WHAT TO WORK ON
Give every entry again, word for word and in full.

EXCERPTED RECORDS
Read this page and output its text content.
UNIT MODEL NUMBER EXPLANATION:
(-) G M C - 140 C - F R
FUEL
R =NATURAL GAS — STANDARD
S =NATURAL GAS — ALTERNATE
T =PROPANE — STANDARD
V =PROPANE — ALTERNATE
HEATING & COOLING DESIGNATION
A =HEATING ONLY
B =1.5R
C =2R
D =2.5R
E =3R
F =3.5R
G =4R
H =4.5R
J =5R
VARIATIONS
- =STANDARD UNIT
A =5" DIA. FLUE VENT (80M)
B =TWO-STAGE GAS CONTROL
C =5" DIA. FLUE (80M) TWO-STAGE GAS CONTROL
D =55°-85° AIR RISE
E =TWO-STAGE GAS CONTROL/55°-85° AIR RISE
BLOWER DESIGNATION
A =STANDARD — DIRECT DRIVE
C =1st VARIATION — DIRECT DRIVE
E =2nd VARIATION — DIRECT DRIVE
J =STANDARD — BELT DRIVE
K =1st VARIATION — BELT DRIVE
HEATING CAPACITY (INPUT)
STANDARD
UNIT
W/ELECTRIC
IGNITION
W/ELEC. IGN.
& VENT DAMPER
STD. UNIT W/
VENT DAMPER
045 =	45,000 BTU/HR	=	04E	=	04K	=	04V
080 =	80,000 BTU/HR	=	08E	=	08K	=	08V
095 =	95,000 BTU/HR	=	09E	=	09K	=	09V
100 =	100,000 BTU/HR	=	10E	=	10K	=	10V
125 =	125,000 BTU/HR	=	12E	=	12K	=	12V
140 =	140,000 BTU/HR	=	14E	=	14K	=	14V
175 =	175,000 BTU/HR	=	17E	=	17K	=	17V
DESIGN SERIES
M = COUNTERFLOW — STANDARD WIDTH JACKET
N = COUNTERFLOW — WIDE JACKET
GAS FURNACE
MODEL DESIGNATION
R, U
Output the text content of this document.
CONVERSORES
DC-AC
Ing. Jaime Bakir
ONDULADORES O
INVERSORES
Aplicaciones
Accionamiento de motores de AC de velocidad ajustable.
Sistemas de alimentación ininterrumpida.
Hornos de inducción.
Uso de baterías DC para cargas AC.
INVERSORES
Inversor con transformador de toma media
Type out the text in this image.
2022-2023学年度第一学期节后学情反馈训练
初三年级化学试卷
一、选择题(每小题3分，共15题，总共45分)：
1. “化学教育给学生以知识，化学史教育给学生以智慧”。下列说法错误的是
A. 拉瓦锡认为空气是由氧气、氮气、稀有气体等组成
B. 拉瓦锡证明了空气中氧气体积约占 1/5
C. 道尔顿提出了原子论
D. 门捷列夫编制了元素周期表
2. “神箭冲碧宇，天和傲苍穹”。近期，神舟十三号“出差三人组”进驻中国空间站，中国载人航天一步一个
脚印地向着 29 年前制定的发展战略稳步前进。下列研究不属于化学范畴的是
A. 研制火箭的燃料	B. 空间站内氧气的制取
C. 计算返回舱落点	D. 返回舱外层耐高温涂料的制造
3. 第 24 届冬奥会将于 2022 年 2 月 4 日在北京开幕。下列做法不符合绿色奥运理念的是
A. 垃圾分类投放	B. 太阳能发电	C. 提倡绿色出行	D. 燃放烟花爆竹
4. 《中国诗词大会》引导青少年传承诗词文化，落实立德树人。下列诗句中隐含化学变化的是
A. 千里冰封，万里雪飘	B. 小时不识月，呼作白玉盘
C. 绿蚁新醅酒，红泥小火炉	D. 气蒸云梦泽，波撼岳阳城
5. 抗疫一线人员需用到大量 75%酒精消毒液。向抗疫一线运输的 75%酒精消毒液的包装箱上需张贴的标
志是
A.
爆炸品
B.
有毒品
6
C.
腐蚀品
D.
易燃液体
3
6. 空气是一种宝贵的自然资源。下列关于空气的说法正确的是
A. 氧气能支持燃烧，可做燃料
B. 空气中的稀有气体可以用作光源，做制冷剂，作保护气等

OUTPUT OF THE EXERCISE
Read this page and output its text content.
UNIT MODEL NUMBER EXPLANATION:
(-) G M C - 140 C - F R
FUEL
R =NATURAL GAS — STANDARD
S =NATURAL GAS — ALTERNATE
T =PROPANE — STANDARD
V =PROPANE — ALTERNATE
HEATING & COOLING DESIGNATION
A =HEATING ONLY
B =1.5R
C =2R
D =2.5R
E =3R
F =3.5R
G =4R
H =4.5R
J =5R
VARIATIONS
- =STANDARD UNIT
A =5" DIA. FLUE VENT (80M)
B =TWO-STAGE GAS CONTROL
C =5" DIA. FLUE (80M) TWO-STAGE GAS CONTROL
D =55°-85° AIR RISE
E =TWO-STAGE GAS CONTROL/55°-85° AIR RISE
BLOWER DESIGNATION
A =STANDARD — DIRECT DRIVE
C =1st VARIATION — DIRECT DRIVE
E =2nd VARIATION — DIRECT DRIVE
J =STANDARD — BELT DRIVE
K =1st VARIATION — BELT DRIVE
HEATING CAPACITY (INPUT)
STANDARD
UNIT
W/ELECTRIC
IGNITION
W/ELEC. IGN.
& VENT DAMPER
STD. UNIT W/
VENT DAMPER
045 =	45,000 BTU/HR	=	04E	=	04K	=	04V
080 =	80,000 BTU/HR	=	08E	=	08K	=	08V
095 =	95,000 BTU/HR	=	09E	=	09K	=	09V
100 =	100,000 BTU/HR	=	10E	=	10K	=	10V
125 =	125,000 BTU/HR	=	12E	=	12K	=	12V
140 =	140,000 BTU/HR	=	14E	=	14K	=	14V
175 =	175,000 BTU/HR	=	17E	=	17K	=	17V
DESIGN SERIES
M = COUNTERFLOW — STANDARD WIDTH JACKET
N = COUNTERFLOW — WIDE JACKET
GAS FURNACE
MODEL DESIGNATION
R, U
Output the text content of this document.
CONVERSORES
DC-AC
Ing. Jaime Bakir
ONDULADORES O
INVERSORES
Aplicaciones
Accionamiento de motores de AC de velocidad ajustable.
Sistemas de alimentación ininterrumpida.
Hornos de inducción.
Uso de baterías DC para cargas AC.
INVERSORES
Inversor con transformador de toma media
Type out the text in this image.
2022-2023学年度第一学期节后学情反馈训练
初三年级化学试卷
一、选择题(每小题3分，共15题，总共45分)：
1. “化学教育给学生以知识，化学史教育给学生以智慧”。下列说法错误的是
A. 拉瓦锡认为空气是由氧气、氮气、稀有气体等组成
B. 拉瓦锡证明了空气中氧气体积约占 1/5
C. 道尔顿提出了原子论
D. 门捷列夫编制了元素周期表
2. “神箭冲碧宇，天和傲苍穹”。近期，神舟十三号“出差三人组”进驻中国空间站，中国载人航天一步一个
脚印地向着 29 年前制定的发展战略稳步前进。下列研究不属于化学范畴的是
A. 研制火箭的燃料	B. 空间站内氧气的制取
C. 计算返回舱落点	D. 返回舱外层耐高温涂料的制造
3. 第 24 届冬奥会将于 2022 年 2 月 4 日在北京开幕。下列做法不符合绿色奥运理念的是
A. 垃圾分类投放	B. 太阳能发电	C. 提倡绿色出行	D. 燃放烟花爆竹
4. 《中国诗词大会》引导青少年传承诗词文化，落实立德树人。下列诗句中隐含化学变化的是
A. 千里冰封，万里雪飘	B. 小时不识月，呼作白玉盘
C. 绿蚁新醅酒，红泥小火炉	D. 气蒸云梦泽，波撼岳阳城
5. 抗疫一线人员需用到大量 75%酒精消毒液。向抗疫一线运输的 75%酒精消毒液的包装箱上需张贴的标
志是
A.
爆炸品
B.
有毒品
6
C.
腐蚀品
D.
易燃液体
3
6. 空气是一种宝贵的自然资源。下列关于空气的说法正确的是
A. 氧气能支持燃烧，可做燃料
B. 空气中的稀有气体可以用作光源，做制冷剂，作保护气等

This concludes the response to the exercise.